— Given entries —
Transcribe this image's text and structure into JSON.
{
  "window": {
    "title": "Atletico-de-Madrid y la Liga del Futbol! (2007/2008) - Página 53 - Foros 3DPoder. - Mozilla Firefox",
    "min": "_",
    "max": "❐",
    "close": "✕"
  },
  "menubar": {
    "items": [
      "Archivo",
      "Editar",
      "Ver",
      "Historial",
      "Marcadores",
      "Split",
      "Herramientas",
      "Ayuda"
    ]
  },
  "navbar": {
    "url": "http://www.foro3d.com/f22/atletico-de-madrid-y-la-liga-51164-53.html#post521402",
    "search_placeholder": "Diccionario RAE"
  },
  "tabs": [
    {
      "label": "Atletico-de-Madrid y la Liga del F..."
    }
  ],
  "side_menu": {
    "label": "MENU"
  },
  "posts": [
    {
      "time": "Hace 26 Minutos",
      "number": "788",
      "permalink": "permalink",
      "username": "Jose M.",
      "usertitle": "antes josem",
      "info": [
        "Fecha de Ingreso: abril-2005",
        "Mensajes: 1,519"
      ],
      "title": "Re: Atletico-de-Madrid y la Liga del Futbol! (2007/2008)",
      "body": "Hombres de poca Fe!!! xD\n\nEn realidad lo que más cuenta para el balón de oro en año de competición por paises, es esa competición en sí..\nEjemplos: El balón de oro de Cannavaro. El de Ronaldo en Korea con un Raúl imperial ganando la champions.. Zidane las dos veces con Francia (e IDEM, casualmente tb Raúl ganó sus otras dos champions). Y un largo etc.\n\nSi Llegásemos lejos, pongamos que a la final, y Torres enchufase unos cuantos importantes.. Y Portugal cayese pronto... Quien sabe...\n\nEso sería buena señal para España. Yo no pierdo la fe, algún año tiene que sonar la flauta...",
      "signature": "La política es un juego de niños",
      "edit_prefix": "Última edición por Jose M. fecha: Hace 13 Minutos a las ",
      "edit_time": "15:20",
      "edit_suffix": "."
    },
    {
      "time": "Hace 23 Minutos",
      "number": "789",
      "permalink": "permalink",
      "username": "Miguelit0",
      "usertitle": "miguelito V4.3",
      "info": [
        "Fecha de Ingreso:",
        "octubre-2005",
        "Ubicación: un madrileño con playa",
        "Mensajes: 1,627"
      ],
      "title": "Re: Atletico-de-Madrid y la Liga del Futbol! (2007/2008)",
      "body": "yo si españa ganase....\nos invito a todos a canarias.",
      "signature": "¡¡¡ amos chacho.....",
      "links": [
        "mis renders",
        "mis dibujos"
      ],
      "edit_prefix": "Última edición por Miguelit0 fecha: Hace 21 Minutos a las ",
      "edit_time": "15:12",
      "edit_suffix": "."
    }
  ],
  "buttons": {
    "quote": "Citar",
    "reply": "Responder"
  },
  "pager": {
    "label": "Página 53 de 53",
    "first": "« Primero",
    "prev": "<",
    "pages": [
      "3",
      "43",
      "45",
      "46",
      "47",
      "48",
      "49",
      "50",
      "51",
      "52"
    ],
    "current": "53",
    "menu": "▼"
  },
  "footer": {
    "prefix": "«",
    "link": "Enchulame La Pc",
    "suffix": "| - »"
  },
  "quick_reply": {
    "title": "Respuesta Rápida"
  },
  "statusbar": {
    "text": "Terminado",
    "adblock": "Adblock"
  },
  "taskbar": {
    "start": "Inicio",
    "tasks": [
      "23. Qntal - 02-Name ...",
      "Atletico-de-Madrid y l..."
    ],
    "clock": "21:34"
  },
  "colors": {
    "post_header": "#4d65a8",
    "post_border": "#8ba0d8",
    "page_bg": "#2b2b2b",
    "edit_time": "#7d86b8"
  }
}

— Written task —
Quote all the records exactly, please, leaving none out.

— Exercise response —
Transcribe this image's text and structure into JSON.
{
  "window": {
    "title": "Atletico-de-Madrid y la Liga del Futbol! (2007/2008) - Página 53 - Foros 3DPoder. - Mozilla Firefox",
    "min": "_",
    "max": "❐",
    "close": "✕"
  },
  "menubar": {
    "items": [
      "Archivo",
      "Editar",
      "Ver",
      "Historial",
      "Marcadores",
      "Split",
      "Herramientas",
      "Ayuda"
    ]
  },
  "navbar": {
    "url": "http://www.foro3d.com/f22/atletico-de-madrid-y-la-liga-51164-53.html#post521402",
    "search_placeholder": "Diccionario RAE"
  },
  "tabs": [
    {
      "label": "Atletico-de-Madrid y la Liga del F..."
    }
  ],
  "side_menu": {
    "label": "MENU"
  },
  "posts": [
    {
      "time": "Hace 26 Minutos",
      "number": "788",
      "permalink": "permalink",
      "username": "Jose M.",
      "usertitle": "antes josem",
      "info": [
        "Fecha de Ingreso: abril-2005",
        "Mensajes: 1,519"
      ],
      "title": "Re: Atletico-de-Madrid y la Liga del Futbol! (2007/2008)",
      "body": "Hombres de poca Fe!!! xD\n\nEn realidad lo que más cuenta para el balón de oro en año de competición por paises, es esa competición en sí..\nEjemplos: El balón de oro de Cannavaro. El de Ronaldo en Korea con un Raúl imperial ganando la champions.. Zidane las dos veces con Francia (e IDEM, casualmente tb Raúl ganó sus otras dos champions). Y un largo etc.\n\nSi Llegásemos lejos, pongamos que a la final, y Torres enchufase unos cuantos importantes.. Y Portugal cayese pronto... Quien sabe...\n\nEso sería buena señal para España. Yo no pierdo la fe, algún año tiene que sonar la flauta...",
      "signature": "La política es un juego de niños",
      "edit_prefix": "Última edición por Jose M. fecha: Hace 13 Minutos a las ",
      "edit_time": "15:20",
      "edit_suffix": "."
    },
    {
      "time": "Hace 23 Minutos",
      "number": "789",
      "permalink": "permalink",
      "username": "Miguelit0",
      "usertitle": "miguelito V4.3",
      "info": [
        "Fecha de Ingreso:",
        "octubre-2005",
        "Ubicación: un madrileño con playa",
        "Mensajes: 1,627"
      ],
      "title": "Re: Atletico-de-Madrid y la Liga del Futbol! (2007/2008)",
      "body": "yo si españa ganase....\nos invito a todos a canarias.",
      "signature": "¡¡¡ amos chacho.....",
      "links": [
        "mis renders",
        "mis dibujos"
      ],
      "edit_prefix": "Última edición por Miguelit0 fecha: Hace 21 Minutos a las ",
      "edit_time": "15:12",
      "edit_suffix": "."
    }
  ],
  "buttons": {
    "quote": "Citar",
    "reply": "Responder"
  },
  "pager": {
    "label": "Página 53 de 53",
    "first": "« Primero",
    "prev": "<",
    "pages": [
      "3",
      "43",
      "45",
      "46",
      "47",
      "48",
      "49",
      "50",
      "51",
      "52"
    ],
    "current": "53",
    "menu": "▼"
  },
  "footer": {
    "prefix": "«",
    "link": "Enchulame La Pc",
    "suffix": "| - »"
  },
  "quick_reply": {
    "title": "Respuesta Rápida"
  },
  "statusbar": {
    "text": "Terminado",
    "adblock": "Adblock"
  },
  "taskbar": {
    "start": "Inicio",
    "tasks": [
      "23. Qntal - 02-Name ...",
      "Atletico-de-Madrid y l..."
    ],
    "clock": "21:34"
  },
  "colors": {
    "post_header": "#4d65a8",
    "post_border": "#8ba0d8",
    "page_bg": "#2b2b2b",
    "edit_time": "#7d86b8"
  }
}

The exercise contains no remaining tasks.